EXERCISE: Copy the listing lines below verbatim, from the line containing "For every button, label, input, icon, or" through the line containing "signal-icon (862, 31, 893, 60)", with both ends included. Omit the pictures from your copy.

RECORDS SUPPLIED:
<<<<
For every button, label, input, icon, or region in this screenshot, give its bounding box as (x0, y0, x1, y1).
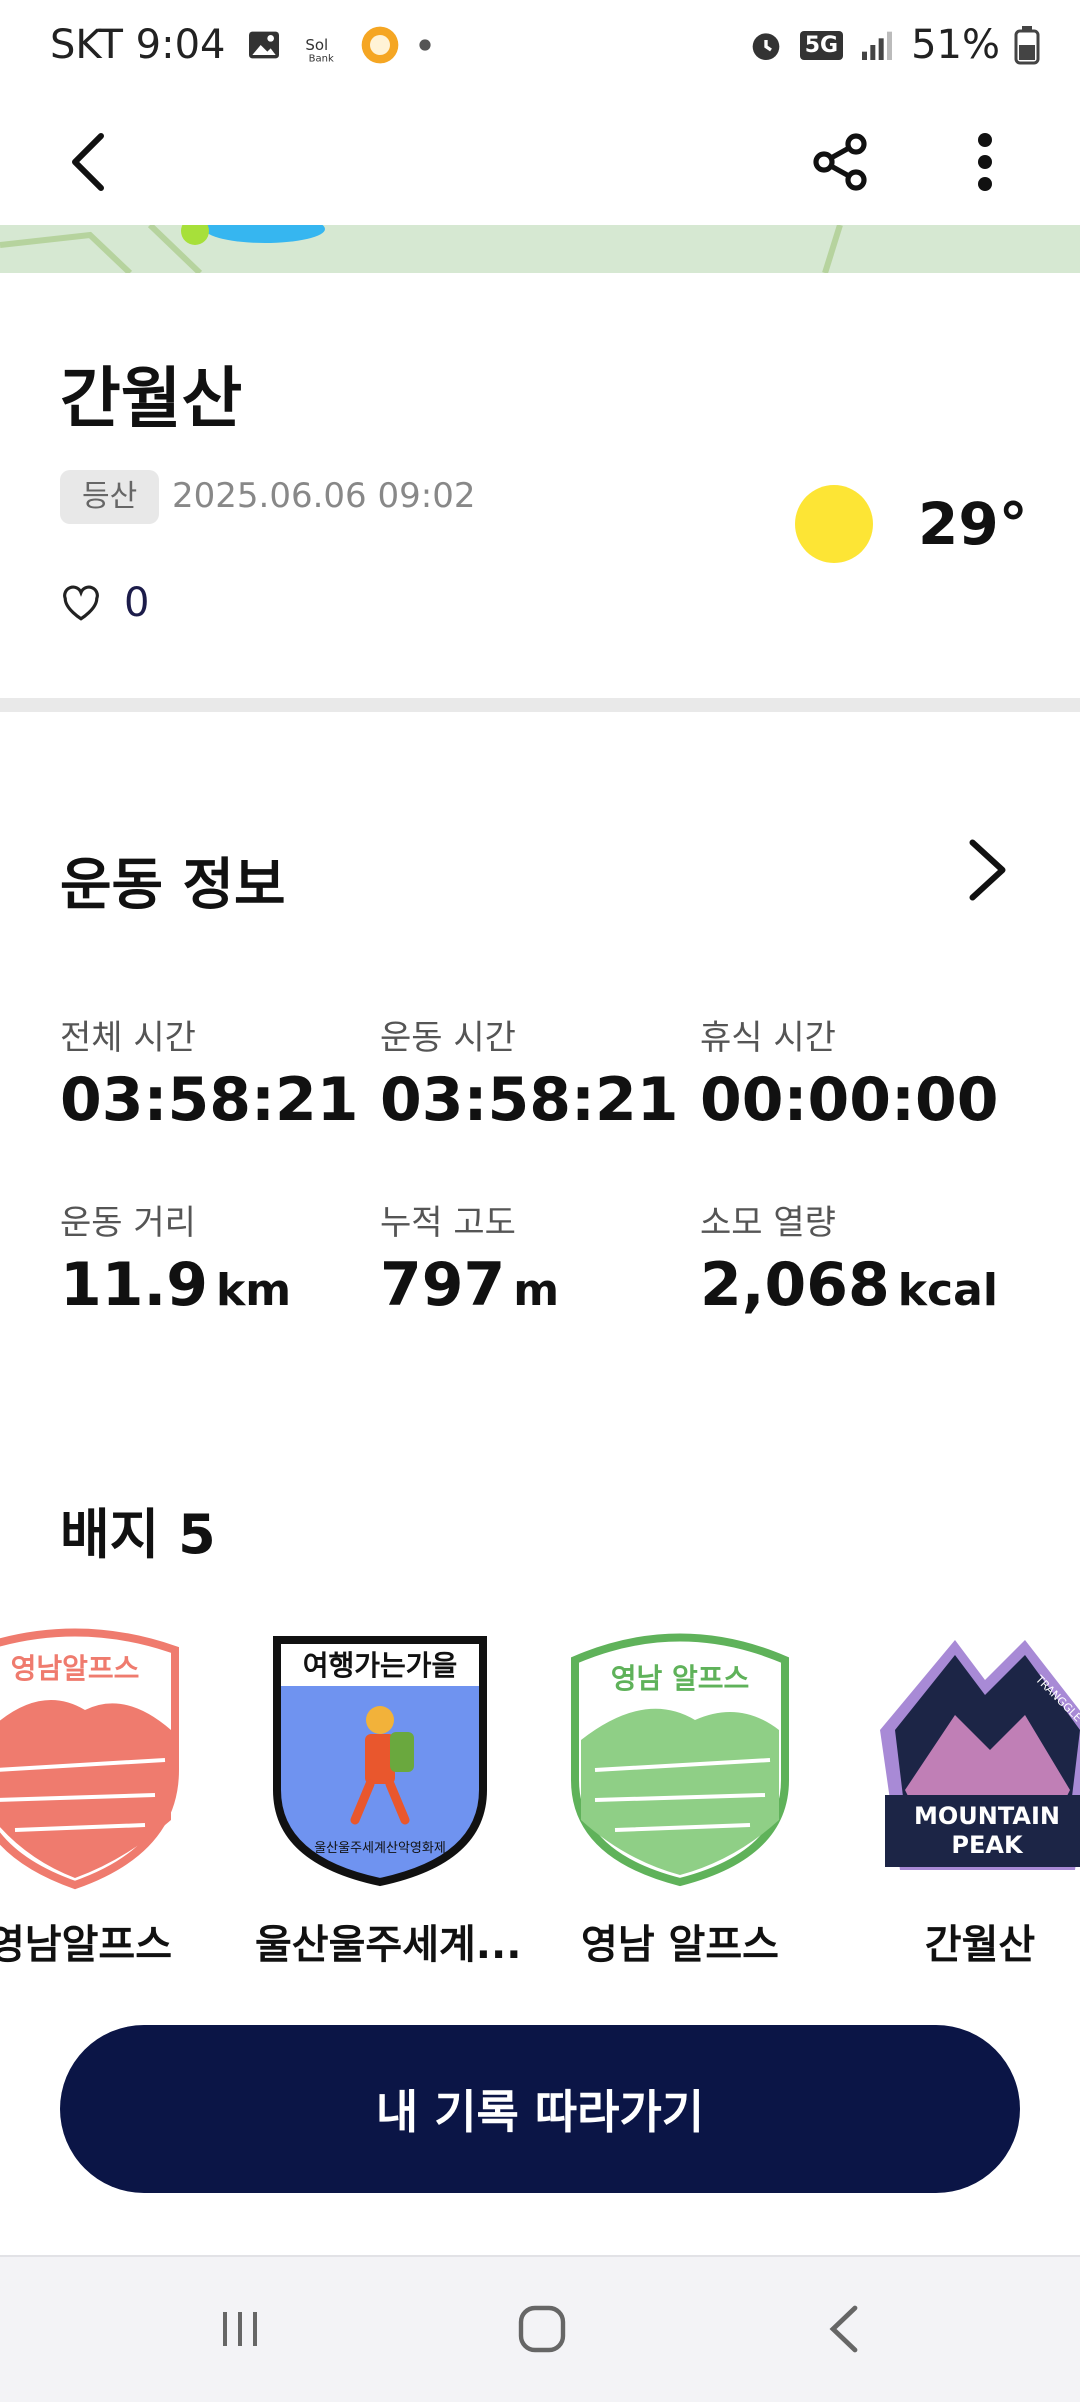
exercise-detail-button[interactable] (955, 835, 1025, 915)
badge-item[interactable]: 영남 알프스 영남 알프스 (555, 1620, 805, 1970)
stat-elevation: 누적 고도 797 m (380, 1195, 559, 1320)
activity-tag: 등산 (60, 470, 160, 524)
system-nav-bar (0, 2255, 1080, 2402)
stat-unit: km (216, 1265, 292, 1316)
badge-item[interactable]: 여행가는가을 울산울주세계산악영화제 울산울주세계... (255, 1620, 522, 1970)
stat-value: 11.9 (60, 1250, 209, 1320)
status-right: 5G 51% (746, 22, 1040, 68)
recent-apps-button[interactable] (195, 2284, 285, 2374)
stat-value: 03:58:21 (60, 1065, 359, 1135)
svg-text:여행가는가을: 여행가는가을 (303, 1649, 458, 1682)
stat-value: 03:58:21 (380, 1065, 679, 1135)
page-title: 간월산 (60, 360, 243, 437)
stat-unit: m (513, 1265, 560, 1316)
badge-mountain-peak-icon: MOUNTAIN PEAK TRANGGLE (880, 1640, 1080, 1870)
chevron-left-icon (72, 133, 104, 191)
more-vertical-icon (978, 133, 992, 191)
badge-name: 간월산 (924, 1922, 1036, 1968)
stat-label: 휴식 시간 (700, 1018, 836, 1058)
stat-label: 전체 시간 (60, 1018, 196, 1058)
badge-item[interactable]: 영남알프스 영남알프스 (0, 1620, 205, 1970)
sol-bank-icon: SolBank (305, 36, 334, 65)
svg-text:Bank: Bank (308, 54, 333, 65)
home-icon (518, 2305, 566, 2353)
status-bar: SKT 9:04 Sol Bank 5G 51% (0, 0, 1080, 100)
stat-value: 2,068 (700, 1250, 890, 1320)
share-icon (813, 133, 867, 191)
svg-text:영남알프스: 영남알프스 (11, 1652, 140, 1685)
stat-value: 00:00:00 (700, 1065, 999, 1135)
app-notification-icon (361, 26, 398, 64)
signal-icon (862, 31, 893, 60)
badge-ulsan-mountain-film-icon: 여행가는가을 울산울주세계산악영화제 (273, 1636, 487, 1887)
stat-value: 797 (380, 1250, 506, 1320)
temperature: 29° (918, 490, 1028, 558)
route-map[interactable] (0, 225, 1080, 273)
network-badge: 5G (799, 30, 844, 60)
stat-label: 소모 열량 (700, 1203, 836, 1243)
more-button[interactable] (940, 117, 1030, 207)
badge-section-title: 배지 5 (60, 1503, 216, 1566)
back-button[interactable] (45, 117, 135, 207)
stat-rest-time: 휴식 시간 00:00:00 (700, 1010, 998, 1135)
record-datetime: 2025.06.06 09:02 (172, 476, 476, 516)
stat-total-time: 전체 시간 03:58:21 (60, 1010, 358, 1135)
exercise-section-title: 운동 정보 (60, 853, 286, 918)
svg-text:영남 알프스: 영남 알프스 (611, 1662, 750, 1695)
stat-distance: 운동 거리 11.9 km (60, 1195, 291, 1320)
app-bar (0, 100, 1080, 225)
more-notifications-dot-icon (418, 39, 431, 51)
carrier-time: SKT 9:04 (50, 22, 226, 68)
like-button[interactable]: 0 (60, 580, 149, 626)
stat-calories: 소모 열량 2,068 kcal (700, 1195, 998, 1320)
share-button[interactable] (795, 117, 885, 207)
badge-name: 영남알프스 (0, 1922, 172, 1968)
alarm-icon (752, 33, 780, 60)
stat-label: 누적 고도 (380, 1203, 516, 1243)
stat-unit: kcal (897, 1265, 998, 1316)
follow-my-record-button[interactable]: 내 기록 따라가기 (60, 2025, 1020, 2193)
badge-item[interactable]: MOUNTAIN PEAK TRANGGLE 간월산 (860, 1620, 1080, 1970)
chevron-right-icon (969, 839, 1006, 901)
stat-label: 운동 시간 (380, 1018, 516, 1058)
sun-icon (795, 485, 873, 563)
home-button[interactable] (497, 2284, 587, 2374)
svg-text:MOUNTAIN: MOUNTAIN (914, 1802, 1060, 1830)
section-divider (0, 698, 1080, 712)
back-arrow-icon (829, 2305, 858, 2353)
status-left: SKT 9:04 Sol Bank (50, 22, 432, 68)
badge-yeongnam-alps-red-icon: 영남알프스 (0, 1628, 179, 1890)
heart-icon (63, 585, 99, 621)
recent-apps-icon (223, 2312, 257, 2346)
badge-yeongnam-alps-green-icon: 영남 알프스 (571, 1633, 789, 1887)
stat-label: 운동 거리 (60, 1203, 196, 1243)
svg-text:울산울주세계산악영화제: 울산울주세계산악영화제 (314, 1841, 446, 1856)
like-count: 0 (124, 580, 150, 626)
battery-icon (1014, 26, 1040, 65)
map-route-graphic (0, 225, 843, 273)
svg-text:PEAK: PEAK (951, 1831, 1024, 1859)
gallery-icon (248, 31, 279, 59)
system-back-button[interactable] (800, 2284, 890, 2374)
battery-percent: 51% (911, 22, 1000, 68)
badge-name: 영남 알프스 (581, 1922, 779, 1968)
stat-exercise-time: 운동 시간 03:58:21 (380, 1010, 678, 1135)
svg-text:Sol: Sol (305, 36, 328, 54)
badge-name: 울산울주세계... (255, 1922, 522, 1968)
>>>>
<<<<
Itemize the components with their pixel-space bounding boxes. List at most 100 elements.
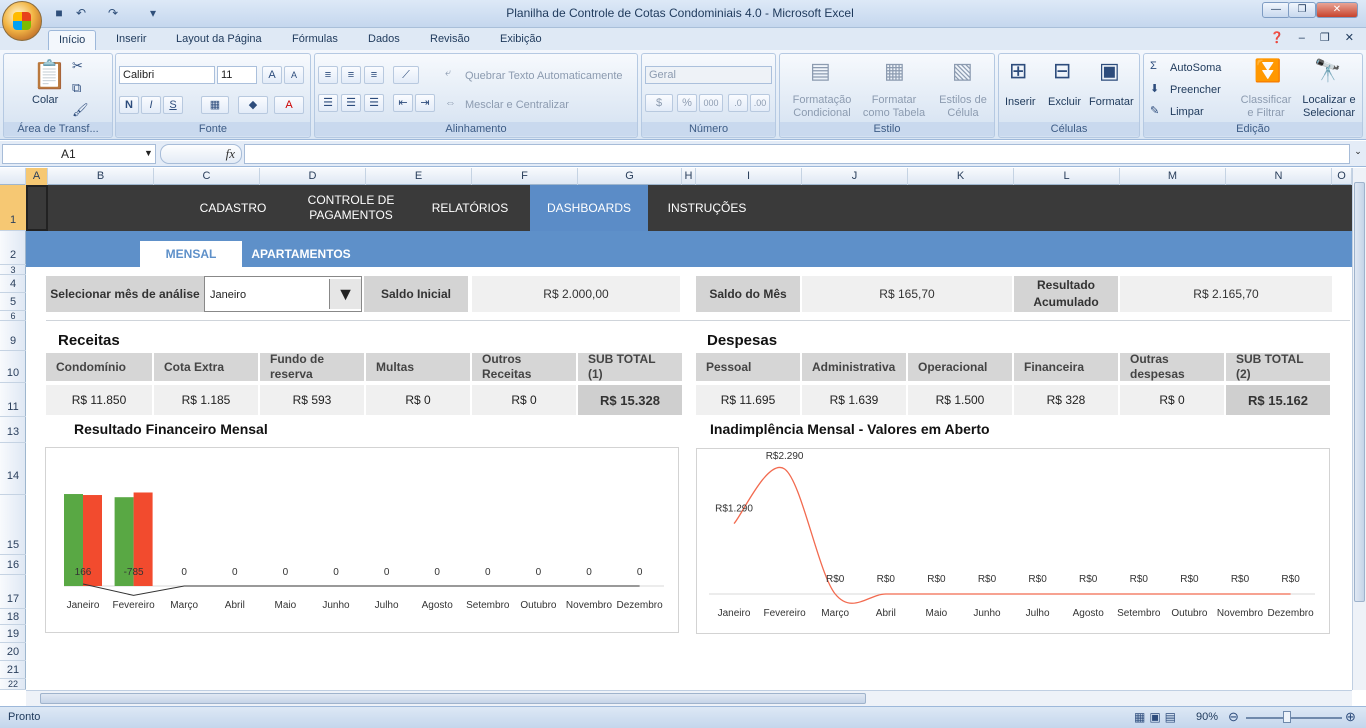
>>>>
ANSWER TO THE TASK:
For every button, label, input, icon, or region in this screenshot, give its bounding box as (x0, y0, x1, y1).
exercise-detail-button[interactable] (955, 835, 1025, 915)
badge-item[interactable]: 영남 알프스 영남 알프스 (555, 1620, 805, 1970)
stat-elevation: 누적 고도 797 m (380, 1195, 559, 1320)
activity-tag: 등산 (60, 470, 160, 524)
system-nav-bar (0, 2255, 1080, 2402)
stat-unit: km (216, 1265, 292, 1316)
badge-item[interactable]: 여행가는가을 울산울주세계산악영화제 울산울주세계... (255, 1620, 522, 1970)
stat-value: 11.9 (60, 1250, 209, 1320)
status-right: 5G 51% (746, 22, 1040, 68)
recent-apps-button[interactable] (195, 2284, 285, 2374)
stat-value: 03:58:21 (60, 1065, 359, 1135)
svg-text:여행가는가을: 여행가는가을 (303, 1649, 458, 1682)
stat-value: 03:58:21 (380, 1065, 679, 1135)
page-title: 간월산 (60, 360, 243, 437)
stat-unit: m (513, 1265, 560, 1316)
badge-mountain-peak-icon: MOUNTAIN PEAK TRANGGLE (880, 1640, 1080, 1870)
chevron-left-icon (72, 133, 104, 191)
more-vertical-icon (978, 133, 992, 191)
badge-name: 간월산 (924, 1922, 1036, 1968)
stat-label: 휴식 시간 (700, 1018, 836, 1058)
stat-label: 전체 시간 (60, 1018, 196, 1058)
badge-item[interactable]: 영남알프스 영남알프스 (0, 1620, 205, 1970)
sol-bank-icon: SolBank (305, 36, 334, 65)
svg-text:Bank: Bank (308, 54, 333, 65)
home-icon (518, 2305, 566, 2353)
status-bar: SKT 9:04 Sol Bank 5G 51% (0, 0, 1080, 100)
stat-value: 2,068 (700, 1250, 890, 1320)
share-icon (813, 133, 867, 191)
svg-text:영남알프스: 영남알프스 (11, 1652, 140, 1685)
stat-value: 00:00:00 (700, 1065, 999, 1135)
app-notification-icon (361, 26, 398, 64)
signal-icon (862, 31, 893, 60)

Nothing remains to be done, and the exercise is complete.